*DIRECTIVE:*
Locate the word "Operating" in the entries below, then gather every line that holds it.

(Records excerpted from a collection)
** Begin **

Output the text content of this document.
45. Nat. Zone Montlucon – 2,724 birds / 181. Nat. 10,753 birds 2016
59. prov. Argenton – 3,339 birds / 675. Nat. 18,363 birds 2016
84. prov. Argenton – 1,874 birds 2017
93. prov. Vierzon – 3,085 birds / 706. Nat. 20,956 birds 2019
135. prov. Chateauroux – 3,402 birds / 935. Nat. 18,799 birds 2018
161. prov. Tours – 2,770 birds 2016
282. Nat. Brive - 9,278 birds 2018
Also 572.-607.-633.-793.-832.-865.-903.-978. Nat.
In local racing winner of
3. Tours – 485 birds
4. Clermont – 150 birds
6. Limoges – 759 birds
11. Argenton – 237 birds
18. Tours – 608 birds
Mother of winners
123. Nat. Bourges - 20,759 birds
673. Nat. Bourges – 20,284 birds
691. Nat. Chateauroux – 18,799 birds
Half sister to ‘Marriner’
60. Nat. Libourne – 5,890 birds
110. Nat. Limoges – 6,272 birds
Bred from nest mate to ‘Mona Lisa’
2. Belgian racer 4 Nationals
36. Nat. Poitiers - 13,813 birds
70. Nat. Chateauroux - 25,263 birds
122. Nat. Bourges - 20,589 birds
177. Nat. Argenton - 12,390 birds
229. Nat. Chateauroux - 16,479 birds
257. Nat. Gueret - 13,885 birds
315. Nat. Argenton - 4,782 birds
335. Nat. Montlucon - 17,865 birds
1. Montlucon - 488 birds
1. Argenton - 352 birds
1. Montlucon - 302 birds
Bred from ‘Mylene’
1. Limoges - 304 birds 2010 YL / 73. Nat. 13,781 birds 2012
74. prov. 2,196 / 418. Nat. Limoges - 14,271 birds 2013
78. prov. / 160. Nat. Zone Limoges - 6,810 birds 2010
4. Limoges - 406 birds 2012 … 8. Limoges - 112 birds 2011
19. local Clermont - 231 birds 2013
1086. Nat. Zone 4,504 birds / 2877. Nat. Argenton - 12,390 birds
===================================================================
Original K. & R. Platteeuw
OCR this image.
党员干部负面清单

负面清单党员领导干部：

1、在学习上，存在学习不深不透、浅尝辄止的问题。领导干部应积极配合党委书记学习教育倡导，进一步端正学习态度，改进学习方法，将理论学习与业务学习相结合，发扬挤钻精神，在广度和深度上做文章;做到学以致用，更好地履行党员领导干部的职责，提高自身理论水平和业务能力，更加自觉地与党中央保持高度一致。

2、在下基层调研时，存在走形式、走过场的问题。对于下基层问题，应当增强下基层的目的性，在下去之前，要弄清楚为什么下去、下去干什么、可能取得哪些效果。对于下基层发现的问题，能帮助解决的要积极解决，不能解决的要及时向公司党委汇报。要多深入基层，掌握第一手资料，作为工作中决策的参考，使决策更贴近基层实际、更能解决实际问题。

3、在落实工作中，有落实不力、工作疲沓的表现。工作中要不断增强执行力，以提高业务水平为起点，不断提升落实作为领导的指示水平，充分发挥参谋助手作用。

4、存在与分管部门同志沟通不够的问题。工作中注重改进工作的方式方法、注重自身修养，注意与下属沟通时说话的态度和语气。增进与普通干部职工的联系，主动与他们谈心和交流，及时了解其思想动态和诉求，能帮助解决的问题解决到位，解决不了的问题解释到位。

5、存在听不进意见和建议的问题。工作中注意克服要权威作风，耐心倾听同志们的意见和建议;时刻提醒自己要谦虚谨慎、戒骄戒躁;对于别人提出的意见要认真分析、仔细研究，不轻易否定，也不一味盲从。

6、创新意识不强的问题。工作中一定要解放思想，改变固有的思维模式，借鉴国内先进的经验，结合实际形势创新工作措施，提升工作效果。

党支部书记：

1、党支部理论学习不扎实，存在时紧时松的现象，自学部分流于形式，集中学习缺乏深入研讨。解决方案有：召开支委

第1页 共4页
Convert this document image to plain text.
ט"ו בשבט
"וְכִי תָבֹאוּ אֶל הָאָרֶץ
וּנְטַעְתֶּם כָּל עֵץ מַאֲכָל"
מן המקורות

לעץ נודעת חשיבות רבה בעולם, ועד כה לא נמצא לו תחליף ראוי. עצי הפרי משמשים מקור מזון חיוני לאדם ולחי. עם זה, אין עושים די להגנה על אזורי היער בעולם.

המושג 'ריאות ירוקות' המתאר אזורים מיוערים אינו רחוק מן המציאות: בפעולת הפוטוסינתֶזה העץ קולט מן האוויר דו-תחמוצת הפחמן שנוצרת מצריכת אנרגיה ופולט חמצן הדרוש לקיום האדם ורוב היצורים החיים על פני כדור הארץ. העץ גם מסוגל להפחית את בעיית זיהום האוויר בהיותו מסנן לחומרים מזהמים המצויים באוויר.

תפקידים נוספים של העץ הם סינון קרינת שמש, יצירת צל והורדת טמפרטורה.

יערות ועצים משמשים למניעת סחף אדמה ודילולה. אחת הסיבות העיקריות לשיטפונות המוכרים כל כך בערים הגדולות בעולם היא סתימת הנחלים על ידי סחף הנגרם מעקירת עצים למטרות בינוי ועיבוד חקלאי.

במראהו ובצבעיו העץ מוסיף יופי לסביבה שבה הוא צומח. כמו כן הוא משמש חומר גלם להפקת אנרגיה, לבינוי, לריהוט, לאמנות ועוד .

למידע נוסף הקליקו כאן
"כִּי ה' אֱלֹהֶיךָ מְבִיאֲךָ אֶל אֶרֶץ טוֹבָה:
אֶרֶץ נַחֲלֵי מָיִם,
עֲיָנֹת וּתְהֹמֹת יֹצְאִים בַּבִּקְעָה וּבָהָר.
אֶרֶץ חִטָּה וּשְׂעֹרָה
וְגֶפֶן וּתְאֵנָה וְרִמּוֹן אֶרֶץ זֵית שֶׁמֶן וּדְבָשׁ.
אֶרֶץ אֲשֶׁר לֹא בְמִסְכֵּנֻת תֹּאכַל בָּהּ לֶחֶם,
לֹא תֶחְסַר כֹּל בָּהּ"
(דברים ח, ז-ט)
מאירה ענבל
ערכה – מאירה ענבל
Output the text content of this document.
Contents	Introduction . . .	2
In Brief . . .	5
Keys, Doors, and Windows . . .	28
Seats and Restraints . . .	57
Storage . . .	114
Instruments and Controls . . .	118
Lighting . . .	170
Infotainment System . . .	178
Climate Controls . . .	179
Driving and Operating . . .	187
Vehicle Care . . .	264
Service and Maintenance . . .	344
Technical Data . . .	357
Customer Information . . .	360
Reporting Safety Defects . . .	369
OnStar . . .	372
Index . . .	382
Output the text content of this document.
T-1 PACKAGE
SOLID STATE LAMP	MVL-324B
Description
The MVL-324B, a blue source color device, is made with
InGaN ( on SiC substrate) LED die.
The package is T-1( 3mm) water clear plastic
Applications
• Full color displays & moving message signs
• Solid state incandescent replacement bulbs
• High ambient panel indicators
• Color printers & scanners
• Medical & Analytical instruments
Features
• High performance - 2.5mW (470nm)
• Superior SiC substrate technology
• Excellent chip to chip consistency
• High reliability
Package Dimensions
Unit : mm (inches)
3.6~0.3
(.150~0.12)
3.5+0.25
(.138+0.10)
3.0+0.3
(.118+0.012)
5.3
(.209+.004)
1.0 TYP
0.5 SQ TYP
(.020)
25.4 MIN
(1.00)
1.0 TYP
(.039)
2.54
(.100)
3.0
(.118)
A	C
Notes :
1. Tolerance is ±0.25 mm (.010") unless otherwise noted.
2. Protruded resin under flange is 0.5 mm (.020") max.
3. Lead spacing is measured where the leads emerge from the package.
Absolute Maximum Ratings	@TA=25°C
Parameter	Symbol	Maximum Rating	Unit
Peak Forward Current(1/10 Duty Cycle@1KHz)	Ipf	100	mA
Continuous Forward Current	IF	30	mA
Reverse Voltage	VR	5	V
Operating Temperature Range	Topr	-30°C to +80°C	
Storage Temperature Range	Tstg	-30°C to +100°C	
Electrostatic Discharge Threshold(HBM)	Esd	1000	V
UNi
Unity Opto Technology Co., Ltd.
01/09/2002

** End **

*TASK RESULT:*
Driving and Operating . . .	187
Operating Temperature Range	Topr	-30°C to +80°C	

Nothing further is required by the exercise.